The exercise: Collect all lines below with the string "palenia".

Data entries:

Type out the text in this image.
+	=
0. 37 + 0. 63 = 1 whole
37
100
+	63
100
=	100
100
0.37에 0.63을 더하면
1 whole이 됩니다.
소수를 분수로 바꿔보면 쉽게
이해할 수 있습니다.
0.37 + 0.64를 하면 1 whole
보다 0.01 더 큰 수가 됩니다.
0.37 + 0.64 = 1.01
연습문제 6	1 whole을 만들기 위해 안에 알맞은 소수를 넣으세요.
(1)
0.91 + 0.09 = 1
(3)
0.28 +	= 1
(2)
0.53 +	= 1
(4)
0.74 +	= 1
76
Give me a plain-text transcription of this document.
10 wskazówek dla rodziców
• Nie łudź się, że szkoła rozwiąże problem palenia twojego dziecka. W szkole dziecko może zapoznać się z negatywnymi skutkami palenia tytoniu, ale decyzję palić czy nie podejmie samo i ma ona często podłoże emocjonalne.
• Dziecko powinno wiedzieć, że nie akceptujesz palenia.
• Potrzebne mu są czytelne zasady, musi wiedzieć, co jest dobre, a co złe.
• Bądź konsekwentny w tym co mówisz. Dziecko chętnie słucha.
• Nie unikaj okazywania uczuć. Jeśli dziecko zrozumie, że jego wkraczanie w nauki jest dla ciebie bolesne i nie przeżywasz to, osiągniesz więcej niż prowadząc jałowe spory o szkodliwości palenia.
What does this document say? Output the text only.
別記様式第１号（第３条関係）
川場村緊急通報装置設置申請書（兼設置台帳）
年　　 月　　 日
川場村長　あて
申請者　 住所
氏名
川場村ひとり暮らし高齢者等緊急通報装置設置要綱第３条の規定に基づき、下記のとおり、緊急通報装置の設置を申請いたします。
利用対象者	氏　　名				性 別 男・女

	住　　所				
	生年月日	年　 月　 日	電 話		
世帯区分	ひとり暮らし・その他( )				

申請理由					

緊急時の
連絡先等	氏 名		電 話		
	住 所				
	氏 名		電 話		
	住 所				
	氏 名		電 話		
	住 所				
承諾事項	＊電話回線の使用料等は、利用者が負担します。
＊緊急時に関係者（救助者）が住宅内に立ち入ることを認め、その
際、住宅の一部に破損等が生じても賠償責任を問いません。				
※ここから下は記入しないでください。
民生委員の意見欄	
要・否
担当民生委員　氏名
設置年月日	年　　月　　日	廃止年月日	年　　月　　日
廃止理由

Task answer:
• Nie łudź się, że szkoła rozwiąże problem palenia twojego dziecka. W szkole dziecko może zapoznać się z negatywnymi skutkami palenia tytoniu, ale decyzję palić czy nie podejmie samo i ma ona często podłoże emocjonalne.
• Dziecko powinno wiedzieć, że nie akceptujesz palenia.
• Nie unikaj okazywania uczuć. Jeśli dziecko zrozumie, że jego wkraczanie w nauki jest dla ciebie bolesne i nie przeżywasz to, osiągniesz więcej niż prowadząc jałowe spory o szkodliwości palenia.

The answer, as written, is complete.